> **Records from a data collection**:
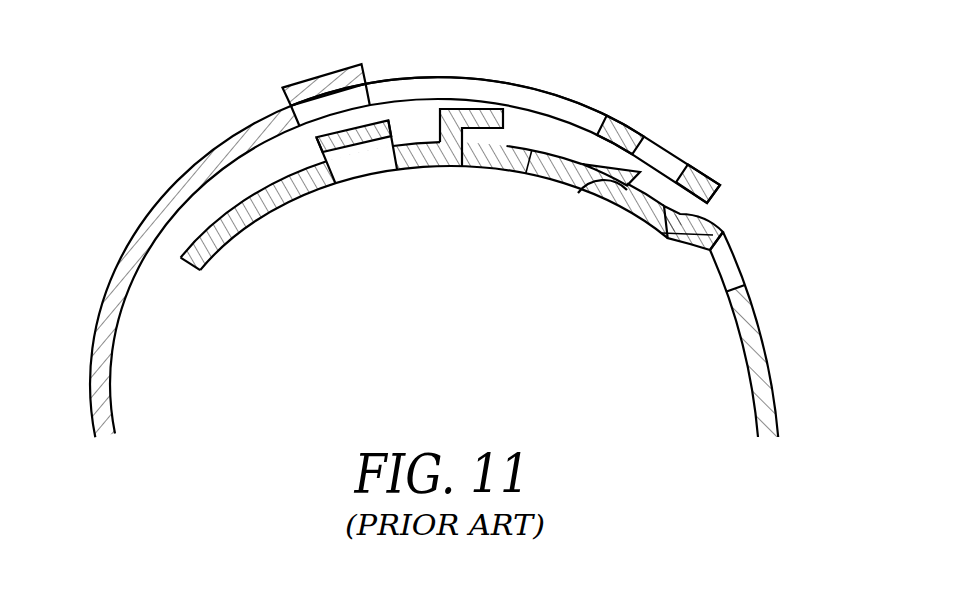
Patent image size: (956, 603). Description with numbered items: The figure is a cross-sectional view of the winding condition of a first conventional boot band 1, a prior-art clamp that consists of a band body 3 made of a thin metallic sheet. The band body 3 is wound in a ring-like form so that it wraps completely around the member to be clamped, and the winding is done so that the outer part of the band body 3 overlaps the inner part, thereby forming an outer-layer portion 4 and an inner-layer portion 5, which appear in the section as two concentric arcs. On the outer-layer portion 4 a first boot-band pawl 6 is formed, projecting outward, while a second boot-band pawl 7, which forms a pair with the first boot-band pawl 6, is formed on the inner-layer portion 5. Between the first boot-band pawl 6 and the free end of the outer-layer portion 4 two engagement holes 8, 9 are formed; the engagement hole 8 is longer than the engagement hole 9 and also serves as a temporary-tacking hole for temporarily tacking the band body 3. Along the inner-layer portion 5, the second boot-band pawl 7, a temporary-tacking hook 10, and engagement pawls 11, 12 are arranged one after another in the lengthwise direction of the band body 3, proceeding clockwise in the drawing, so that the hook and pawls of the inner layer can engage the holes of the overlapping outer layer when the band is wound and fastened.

The first conventional boot band 1 is at (648, 78).
The band body 3 is at (772, 363).
The outer-layer portion 4 is at (441, 88).
The inner-layer portion 5 is at (507, 170).
The first boot-band pawl 6 is at (341, 66).
The second boot-band pawl 7 is at (369, 148).
The engagement hole 8 is at (527, 100).
The engagement hole 9 is at (668, 152).
The temporary-tacking hook 10 is at (490, 118).
The engagement pawl 11 is at (610, 195).
The engagement pawl 12 is at (681, 242).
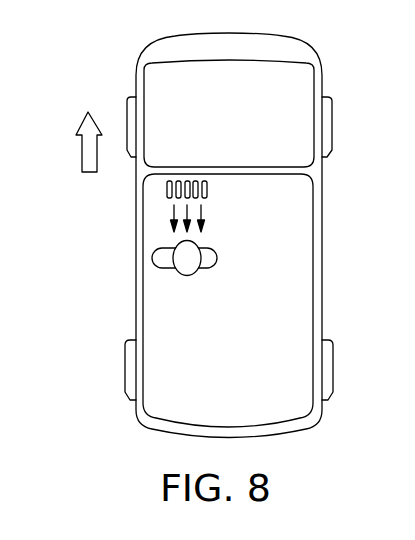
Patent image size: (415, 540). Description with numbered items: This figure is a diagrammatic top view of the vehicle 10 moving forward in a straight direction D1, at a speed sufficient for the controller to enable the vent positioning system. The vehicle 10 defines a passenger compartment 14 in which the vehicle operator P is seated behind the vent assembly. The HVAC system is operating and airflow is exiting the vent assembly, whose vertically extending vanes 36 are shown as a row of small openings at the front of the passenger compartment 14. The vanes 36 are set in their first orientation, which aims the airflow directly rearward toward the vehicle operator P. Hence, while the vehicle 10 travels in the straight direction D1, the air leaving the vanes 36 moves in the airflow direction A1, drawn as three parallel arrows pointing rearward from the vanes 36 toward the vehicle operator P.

The vehicle 10 is at (272, 40).
The passenger compartment 14 is at (273, 285).
The vertically extending vanes 36 is at (208, 190).
The airflow direction A1 is at (203, 225).
The vehicle operator P is at (215, 263).
The straight direction D1 is at (82, 155).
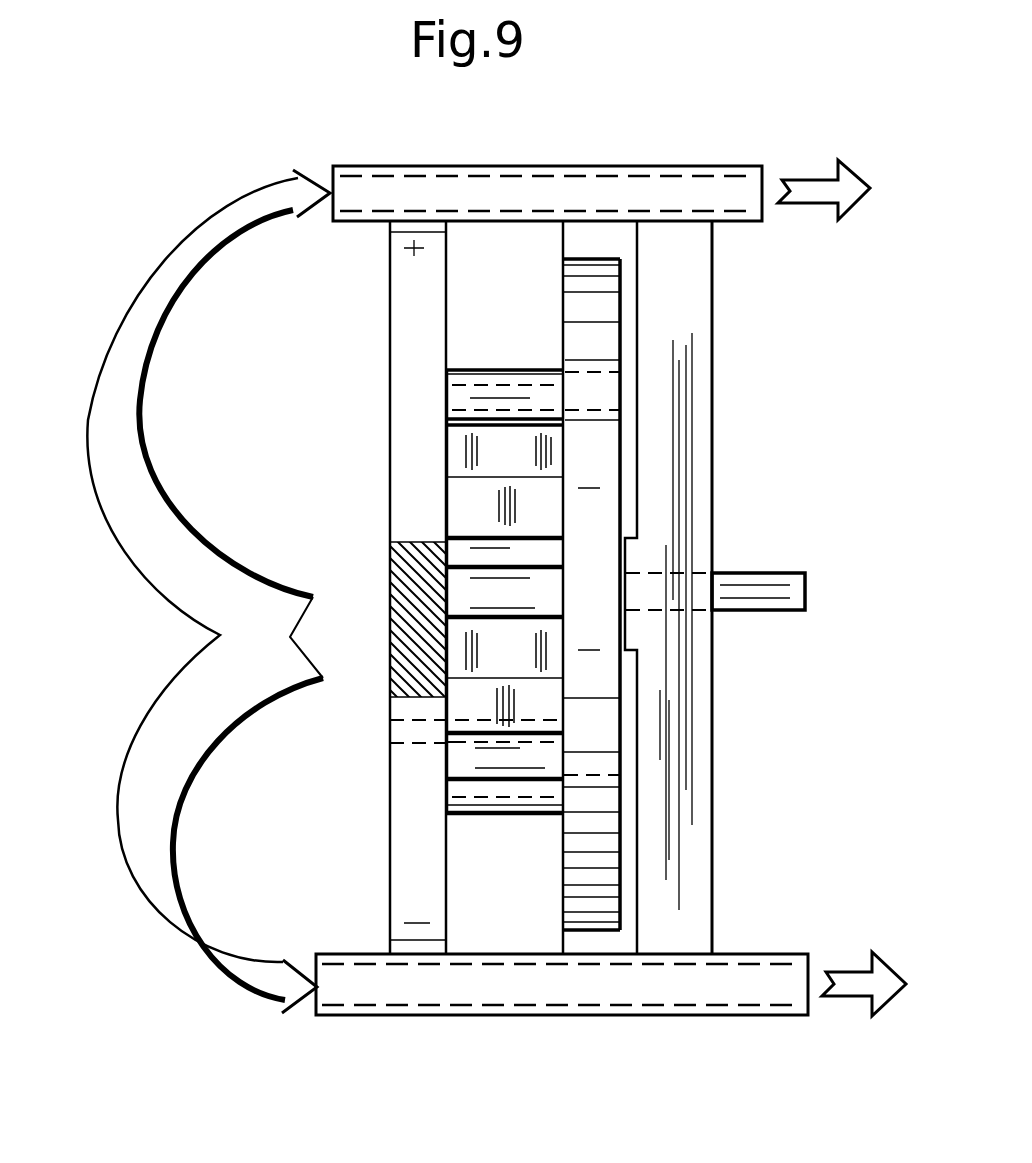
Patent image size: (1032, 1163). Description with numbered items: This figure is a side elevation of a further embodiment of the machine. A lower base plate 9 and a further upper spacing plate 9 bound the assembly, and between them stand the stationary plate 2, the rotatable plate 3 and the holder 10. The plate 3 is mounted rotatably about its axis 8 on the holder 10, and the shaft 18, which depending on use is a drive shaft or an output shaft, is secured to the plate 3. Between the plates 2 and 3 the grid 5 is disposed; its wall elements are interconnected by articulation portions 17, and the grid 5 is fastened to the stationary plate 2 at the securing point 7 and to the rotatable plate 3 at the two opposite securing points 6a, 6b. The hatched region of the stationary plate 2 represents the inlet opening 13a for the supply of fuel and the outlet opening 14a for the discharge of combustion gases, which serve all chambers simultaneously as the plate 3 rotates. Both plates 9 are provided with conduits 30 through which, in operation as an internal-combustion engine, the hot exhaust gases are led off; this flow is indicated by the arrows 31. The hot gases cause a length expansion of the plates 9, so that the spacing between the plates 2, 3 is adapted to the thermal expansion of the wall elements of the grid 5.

The stationary plate 2 is at (410, 252).
The rotatable plate 3 is at (599, 272).
The grid 5 is at (500, 257).
The securing point 6a is at (621, 401).
The securing point 6b is at (573, 790).
The securing point 7 is at (442, 742).
The axis 8 is at (774, 581).
The shaft 18 is at (790, 588).
The base plate 9 is at (562, 592).
The holder 10 is at (686, 727).
The inlet opening 13a is at (246, 619).
The outlet opening 14a is at (420, 610).
The articulation portion 17 is at (530, 376).
The conduit 30 is at (705, 176).
The arrow 31 is at (120, 412).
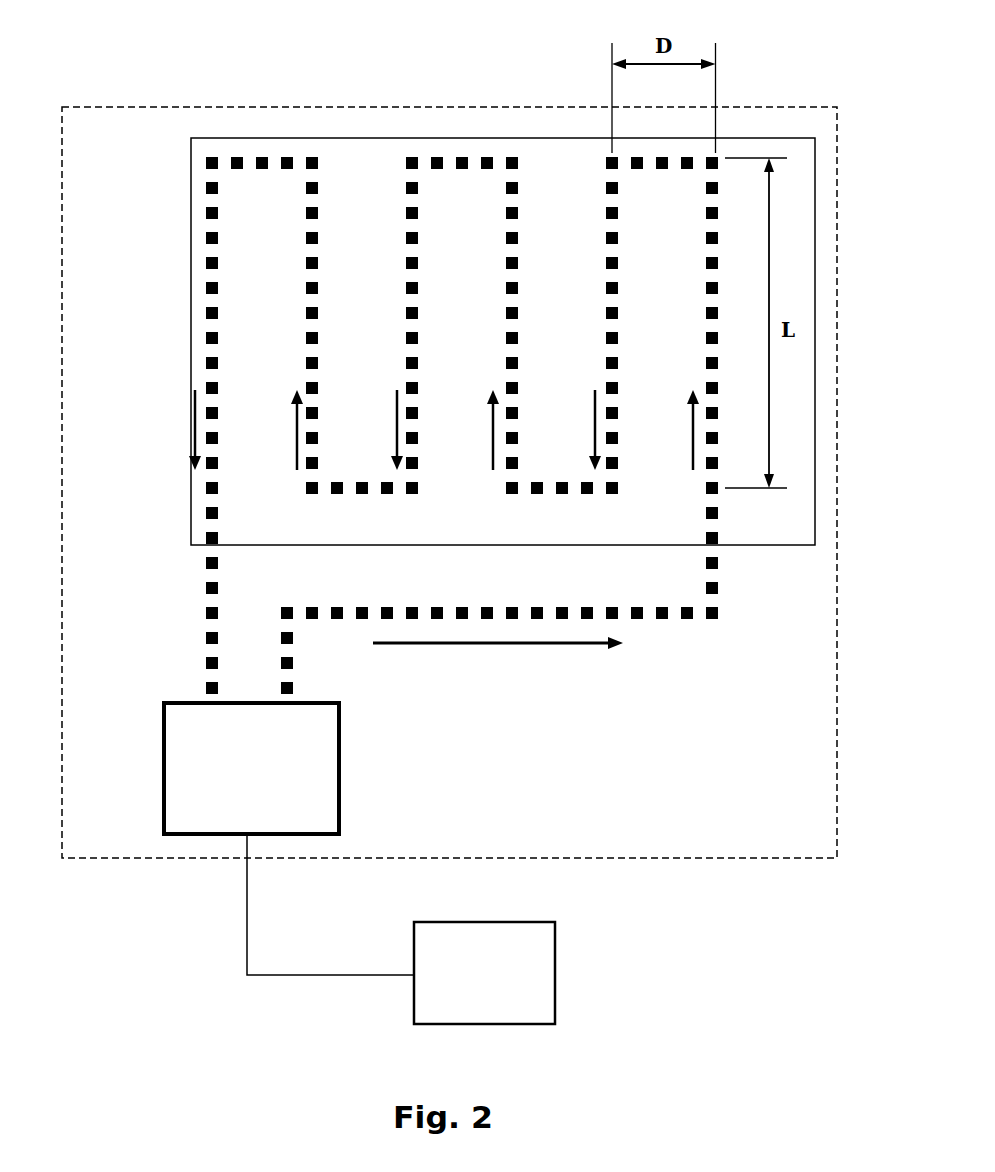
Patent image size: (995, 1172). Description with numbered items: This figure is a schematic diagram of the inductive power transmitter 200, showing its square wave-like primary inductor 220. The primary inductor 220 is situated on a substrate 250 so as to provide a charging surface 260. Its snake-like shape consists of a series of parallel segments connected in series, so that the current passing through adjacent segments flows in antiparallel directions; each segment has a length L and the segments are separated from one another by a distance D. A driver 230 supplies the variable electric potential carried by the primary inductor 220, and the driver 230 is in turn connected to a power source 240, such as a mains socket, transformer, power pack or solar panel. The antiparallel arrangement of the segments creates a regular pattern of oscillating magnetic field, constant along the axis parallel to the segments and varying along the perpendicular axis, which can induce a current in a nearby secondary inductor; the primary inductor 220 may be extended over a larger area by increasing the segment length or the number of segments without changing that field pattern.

The inductive power transmitter 200 is at (137, 130).
The primary inductor 220 is at (207, 260).
The driver 230 is at (163, 808).
The power source 240 is at (553, 999).
The substrate 250 is at (364, 150).
The charging surface 260 is at (257, 140).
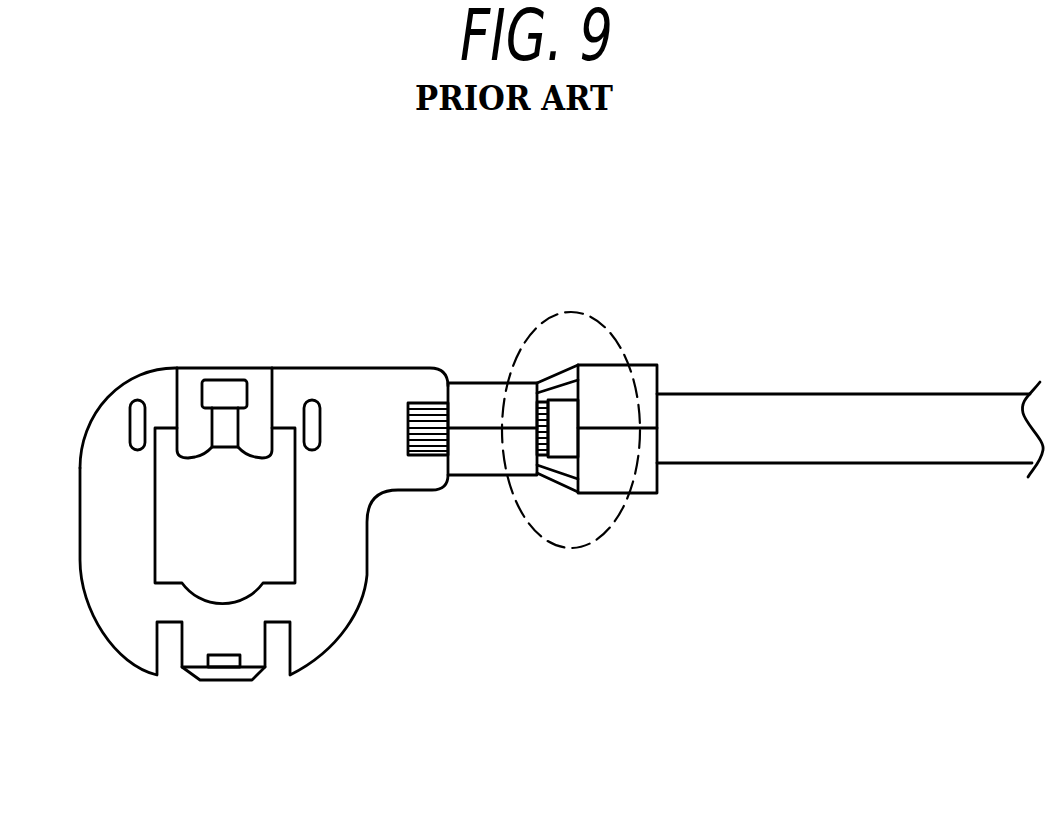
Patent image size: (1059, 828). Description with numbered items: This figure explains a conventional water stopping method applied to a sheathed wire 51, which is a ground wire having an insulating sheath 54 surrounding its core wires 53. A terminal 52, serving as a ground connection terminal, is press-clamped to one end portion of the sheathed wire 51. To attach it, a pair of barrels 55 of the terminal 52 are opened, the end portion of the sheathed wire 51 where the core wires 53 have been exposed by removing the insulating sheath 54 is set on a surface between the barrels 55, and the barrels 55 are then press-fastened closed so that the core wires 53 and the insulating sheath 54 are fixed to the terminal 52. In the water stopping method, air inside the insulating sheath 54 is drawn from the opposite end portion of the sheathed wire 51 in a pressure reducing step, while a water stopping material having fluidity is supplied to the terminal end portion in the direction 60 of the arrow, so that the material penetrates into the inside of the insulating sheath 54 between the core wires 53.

The sheathed wire 51 is at (872, 383).
The terminal 52 is at (335, 627).
The core wires 53 is at (428, 453).
The insulating sheath 54 is at (755, 447).
The barrels 55 is at (475, 393).
The direction 60 is at (533, 372).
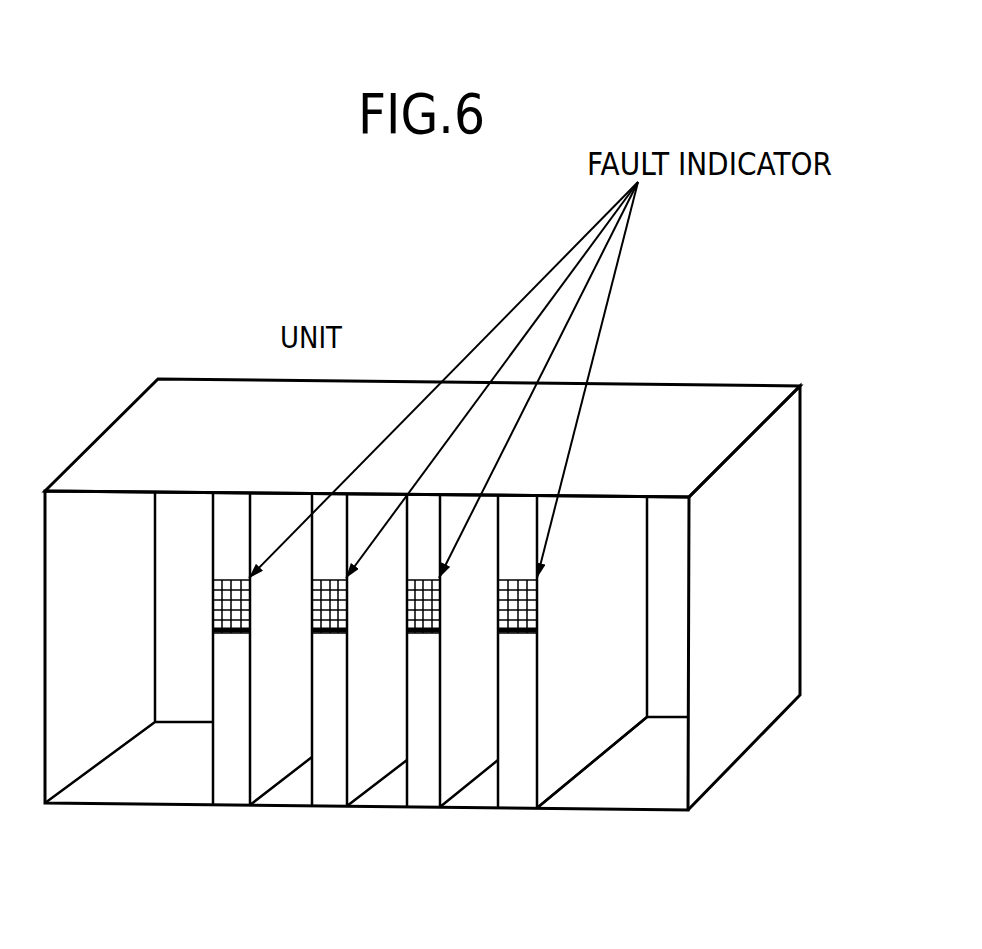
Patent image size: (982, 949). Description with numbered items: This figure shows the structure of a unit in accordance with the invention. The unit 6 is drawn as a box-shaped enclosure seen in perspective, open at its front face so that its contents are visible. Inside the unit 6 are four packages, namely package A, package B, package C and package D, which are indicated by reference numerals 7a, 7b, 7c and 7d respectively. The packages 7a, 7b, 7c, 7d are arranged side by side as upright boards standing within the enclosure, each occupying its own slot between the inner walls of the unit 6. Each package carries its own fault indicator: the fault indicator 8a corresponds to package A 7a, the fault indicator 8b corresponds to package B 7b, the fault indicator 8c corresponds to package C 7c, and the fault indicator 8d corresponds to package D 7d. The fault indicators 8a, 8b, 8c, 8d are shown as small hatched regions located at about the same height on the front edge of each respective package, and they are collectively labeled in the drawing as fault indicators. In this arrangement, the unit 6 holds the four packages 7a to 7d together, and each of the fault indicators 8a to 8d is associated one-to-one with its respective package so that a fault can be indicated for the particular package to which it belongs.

The unit 6 is at (128, 410).
The package A 7a is at (513, 798).
The package B 7b is at (418, 798).
The package C 7c is at (330, 795).
The package D 7d is at (235, 792).
The fault indicator 8a is at (537, 604).
The fault indicator 8b is at (440, 604).
The fault indicator 8c is at (347, 604).
The fault indicator 8d is at (250, 604).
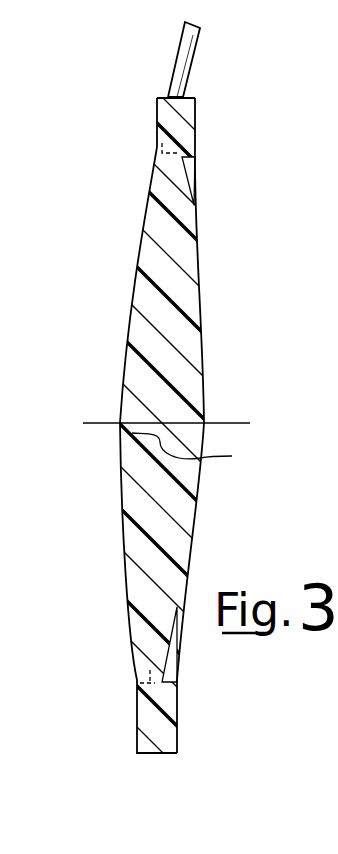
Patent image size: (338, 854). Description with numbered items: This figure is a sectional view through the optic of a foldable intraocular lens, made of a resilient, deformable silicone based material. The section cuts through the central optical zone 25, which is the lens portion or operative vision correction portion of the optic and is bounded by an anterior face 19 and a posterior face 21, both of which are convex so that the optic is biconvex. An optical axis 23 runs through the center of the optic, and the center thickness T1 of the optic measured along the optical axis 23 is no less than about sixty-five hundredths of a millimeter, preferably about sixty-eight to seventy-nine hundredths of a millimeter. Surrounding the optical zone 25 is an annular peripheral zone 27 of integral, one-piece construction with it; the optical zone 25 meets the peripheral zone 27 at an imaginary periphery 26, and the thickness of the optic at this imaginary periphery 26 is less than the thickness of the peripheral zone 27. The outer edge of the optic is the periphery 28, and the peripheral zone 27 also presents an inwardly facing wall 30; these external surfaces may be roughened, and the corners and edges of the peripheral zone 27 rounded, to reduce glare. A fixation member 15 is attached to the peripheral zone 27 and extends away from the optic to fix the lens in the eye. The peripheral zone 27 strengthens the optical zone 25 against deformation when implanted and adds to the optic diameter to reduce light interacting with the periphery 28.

The fixation member 15 is at (192, 62).
The anterior face 19 is at (205, 368).
The posterior face 21 is at (130, 292).
The optical axis 23 is at (102, 420).
The central optical zone 25 is at (137, 371).
The imaginary periphery 26 is at (153, 140).
The annular peripheral zone 27 is at (185, 127).
The periphery 28 is at (157, 98).
The inwardly facing wall 30 is at (193, 170).
The center thickness T1 is at (203, 454).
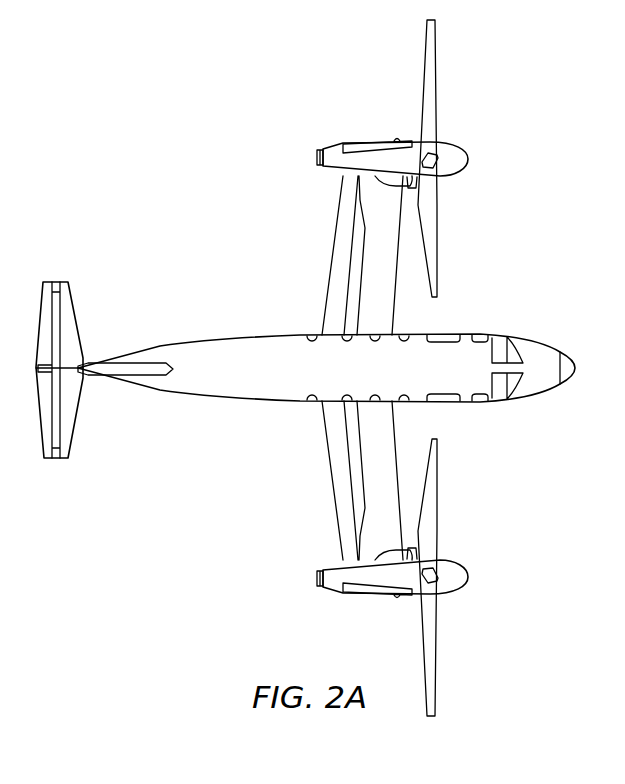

> **WHAT TO DO**:
Edit the data from the start through the line containing "The outer-layer portion 4 is at (441, 88).", changing "cross-sectional view" to "sectional view" and keeping everything else the same. Leave the pictures out of your answer.

> **RESULT OF THE TASK**:
Patent image size: (956, 603). Description with numbered items: The figure is a sectional view of the winding condition of a first conventional boot band 1, a prior-art clamp that consists of a band body 3 made of a thin metallic sheet. The band body 3 is wound in a ring-like form so that it wraps completely around the member to be clamped, and the winding is done so that the outer part of the band body 3 overlaps the inner part, thereby forming an outer-layer portion 4 and an inner-layer portion 5, which appear in the section as two concentric arcs. On the outer-layer portion 4 a first boot-band pawl 6 is formed, projecting outward, while a second boot-band pawl 7, which forms a pair with the first boot-band pawl 6, is formed on the inner-layer portion 5. Between the first boot-band pawl 6 and the free end of the outer-layer portion 4 two engagement holes 8, 9 are formed; the engagement hole 8 is longer than the engagement hole 9 and also serves as a temporary-tacking hole for temporarily tacking the band body 3. Along the inner-layer portion 5, the second boot-band pawl 7, a temporary-tacking hook 10, and engagement pawls 11, 12 are arranged one after another in the lengthwise direction of the band body 3, proceeding clockwise in the drawing, so that the hook and pawls of the inner layer can engage the holes of the overlapping outer layer when the band is wound and fastened.

The first conventional boot band 1 is at (648, 78).
The band body 3 is at (772, 363).
The outer-layer portion 4 is at (441, 88).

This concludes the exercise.